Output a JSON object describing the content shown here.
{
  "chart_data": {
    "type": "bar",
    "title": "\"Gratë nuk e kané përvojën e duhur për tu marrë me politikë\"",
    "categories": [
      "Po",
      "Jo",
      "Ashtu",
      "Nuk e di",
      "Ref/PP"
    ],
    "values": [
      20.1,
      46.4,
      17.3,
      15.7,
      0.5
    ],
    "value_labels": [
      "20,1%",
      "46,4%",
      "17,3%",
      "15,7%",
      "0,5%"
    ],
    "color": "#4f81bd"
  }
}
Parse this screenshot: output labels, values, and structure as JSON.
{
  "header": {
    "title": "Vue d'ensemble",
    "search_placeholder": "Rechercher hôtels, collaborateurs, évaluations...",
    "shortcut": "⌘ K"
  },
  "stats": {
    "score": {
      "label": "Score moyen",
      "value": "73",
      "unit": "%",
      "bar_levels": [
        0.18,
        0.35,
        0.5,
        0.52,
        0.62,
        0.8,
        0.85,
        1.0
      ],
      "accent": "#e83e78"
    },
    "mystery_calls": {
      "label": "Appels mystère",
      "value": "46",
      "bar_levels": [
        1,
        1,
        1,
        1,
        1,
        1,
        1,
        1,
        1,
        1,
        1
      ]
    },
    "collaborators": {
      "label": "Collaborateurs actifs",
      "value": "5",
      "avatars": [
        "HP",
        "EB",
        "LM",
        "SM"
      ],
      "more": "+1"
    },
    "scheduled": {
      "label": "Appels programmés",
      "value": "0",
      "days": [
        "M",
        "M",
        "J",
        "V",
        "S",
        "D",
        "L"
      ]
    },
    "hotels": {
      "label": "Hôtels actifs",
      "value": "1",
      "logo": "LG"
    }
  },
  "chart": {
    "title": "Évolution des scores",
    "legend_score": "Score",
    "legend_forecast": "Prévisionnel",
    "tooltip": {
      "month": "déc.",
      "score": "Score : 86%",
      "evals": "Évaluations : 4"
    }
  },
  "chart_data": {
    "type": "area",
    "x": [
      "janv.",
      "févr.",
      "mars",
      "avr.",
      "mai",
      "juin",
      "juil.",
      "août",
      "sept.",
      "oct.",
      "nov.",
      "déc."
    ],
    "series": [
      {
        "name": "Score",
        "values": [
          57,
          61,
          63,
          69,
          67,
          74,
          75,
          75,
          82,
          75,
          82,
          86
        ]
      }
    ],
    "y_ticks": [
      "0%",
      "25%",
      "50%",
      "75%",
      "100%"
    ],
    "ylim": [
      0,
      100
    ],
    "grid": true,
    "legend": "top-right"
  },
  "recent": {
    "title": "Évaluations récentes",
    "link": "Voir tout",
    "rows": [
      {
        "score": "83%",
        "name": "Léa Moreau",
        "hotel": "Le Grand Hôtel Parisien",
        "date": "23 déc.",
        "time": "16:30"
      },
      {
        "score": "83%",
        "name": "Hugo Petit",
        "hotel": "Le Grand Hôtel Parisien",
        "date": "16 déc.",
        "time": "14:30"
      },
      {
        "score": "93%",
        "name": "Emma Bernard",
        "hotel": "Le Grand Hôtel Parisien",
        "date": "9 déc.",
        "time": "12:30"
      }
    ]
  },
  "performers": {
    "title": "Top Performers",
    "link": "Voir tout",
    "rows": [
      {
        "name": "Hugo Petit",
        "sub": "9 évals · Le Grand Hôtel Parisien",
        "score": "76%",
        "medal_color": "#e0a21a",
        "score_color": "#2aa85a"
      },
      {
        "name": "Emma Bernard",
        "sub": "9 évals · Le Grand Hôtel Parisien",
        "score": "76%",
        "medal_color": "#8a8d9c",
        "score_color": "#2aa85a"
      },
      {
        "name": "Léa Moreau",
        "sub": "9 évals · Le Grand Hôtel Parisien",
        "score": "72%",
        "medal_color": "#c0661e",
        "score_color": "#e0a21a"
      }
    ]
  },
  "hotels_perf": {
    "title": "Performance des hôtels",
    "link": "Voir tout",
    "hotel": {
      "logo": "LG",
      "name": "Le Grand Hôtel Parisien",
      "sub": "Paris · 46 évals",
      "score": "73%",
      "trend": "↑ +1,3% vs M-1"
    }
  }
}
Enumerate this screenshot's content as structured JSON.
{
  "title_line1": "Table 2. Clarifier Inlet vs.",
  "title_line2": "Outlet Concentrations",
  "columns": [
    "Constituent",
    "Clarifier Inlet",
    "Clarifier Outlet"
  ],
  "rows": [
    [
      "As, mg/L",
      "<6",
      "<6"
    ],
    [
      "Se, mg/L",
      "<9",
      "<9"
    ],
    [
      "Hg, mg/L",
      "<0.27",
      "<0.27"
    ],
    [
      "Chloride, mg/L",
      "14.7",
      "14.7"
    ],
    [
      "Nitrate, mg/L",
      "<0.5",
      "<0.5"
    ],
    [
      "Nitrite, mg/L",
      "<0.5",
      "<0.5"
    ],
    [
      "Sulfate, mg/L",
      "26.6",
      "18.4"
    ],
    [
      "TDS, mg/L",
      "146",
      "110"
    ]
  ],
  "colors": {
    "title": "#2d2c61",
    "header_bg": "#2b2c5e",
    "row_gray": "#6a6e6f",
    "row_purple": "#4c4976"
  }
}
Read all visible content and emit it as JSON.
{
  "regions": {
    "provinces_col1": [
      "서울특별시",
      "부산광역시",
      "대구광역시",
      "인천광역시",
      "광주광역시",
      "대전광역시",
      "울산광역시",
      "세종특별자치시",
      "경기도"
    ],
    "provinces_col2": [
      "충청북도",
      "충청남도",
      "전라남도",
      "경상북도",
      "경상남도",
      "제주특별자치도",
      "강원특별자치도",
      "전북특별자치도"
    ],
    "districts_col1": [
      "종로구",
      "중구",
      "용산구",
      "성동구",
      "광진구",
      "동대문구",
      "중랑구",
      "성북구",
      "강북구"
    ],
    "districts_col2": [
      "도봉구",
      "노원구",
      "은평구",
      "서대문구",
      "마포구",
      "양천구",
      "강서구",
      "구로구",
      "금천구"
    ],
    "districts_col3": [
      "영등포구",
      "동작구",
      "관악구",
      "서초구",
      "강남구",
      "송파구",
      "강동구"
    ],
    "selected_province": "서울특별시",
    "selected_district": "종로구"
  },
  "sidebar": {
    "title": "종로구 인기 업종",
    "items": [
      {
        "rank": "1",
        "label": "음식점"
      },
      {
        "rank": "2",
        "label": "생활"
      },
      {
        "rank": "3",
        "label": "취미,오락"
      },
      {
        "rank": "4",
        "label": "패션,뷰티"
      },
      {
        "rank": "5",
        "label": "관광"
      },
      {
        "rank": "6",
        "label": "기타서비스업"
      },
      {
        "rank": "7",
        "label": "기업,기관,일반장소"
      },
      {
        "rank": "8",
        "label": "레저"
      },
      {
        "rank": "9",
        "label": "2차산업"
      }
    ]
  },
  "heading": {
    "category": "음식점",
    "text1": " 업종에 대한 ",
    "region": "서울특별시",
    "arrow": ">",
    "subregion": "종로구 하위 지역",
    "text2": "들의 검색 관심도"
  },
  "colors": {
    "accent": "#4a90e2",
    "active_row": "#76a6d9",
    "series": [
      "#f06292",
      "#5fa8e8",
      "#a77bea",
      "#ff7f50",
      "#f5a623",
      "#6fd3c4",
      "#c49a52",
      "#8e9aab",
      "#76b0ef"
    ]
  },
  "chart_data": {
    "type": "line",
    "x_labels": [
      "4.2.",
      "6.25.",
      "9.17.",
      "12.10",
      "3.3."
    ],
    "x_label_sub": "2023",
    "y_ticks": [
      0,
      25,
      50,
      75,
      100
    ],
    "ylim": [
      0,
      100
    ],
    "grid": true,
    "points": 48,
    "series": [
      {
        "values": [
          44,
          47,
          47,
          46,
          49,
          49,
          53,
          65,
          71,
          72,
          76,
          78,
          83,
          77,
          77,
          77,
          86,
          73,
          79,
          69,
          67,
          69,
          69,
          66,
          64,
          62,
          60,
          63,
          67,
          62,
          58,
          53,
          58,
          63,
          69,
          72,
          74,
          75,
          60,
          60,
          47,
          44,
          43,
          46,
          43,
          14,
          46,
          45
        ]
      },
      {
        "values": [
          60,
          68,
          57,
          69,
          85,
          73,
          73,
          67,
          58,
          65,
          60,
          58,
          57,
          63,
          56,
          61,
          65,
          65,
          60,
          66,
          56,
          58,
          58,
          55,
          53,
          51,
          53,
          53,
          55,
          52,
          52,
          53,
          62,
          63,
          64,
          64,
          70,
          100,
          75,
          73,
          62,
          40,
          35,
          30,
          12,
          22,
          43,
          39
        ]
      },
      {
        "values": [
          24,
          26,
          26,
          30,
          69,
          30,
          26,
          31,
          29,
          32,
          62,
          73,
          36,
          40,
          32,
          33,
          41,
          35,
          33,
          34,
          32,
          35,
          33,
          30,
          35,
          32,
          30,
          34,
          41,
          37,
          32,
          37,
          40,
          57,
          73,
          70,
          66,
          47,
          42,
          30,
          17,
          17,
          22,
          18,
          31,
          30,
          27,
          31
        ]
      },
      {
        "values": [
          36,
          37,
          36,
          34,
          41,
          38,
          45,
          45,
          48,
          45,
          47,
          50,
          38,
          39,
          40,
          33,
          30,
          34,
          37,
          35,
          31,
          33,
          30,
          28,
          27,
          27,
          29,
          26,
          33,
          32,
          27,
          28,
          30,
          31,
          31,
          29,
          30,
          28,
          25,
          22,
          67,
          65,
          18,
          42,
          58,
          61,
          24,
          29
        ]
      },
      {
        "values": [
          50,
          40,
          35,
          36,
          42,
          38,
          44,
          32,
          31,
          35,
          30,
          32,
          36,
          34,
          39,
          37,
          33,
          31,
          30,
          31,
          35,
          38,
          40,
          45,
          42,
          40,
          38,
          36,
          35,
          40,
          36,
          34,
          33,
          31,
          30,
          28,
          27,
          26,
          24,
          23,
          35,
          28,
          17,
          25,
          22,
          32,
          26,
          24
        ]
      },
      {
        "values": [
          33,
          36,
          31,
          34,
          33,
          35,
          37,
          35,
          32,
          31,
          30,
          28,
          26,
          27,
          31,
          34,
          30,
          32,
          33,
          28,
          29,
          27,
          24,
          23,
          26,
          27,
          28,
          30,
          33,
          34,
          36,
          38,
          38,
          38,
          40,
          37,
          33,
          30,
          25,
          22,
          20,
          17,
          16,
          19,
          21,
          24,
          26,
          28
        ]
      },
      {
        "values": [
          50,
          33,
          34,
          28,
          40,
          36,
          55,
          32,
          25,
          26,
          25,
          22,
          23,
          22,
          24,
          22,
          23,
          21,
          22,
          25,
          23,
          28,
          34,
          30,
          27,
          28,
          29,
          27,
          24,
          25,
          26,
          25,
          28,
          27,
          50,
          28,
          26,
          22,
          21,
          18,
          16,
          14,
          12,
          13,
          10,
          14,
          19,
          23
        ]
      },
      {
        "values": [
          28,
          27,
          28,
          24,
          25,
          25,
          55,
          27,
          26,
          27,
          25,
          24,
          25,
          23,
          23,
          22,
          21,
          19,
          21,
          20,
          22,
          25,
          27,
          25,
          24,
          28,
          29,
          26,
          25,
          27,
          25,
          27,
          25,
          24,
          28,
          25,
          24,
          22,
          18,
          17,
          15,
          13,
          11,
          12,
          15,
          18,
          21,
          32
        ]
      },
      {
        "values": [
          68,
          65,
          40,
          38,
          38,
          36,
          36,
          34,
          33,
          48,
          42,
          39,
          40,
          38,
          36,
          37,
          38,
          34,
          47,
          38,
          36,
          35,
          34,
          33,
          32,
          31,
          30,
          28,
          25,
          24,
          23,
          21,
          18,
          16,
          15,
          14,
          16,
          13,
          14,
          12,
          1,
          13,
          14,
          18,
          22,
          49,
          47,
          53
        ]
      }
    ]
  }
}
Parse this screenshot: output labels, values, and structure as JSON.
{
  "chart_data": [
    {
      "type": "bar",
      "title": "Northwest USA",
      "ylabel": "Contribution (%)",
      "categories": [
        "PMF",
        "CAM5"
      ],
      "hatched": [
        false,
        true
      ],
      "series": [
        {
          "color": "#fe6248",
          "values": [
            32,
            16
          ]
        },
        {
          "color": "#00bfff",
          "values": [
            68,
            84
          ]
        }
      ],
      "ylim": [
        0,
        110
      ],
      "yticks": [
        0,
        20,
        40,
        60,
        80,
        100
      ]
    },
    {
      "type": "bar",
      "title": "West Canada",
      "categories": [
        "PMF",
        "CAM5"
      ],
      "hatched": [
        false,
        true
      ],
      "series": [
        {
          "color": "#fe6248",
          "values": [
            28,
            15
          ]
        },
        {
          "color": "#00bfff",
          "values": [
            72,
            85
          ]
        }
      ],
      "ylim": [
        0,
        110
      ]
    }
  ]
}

Short exercise – State how many lines include the string "Appels". Give no other information.

The response – 2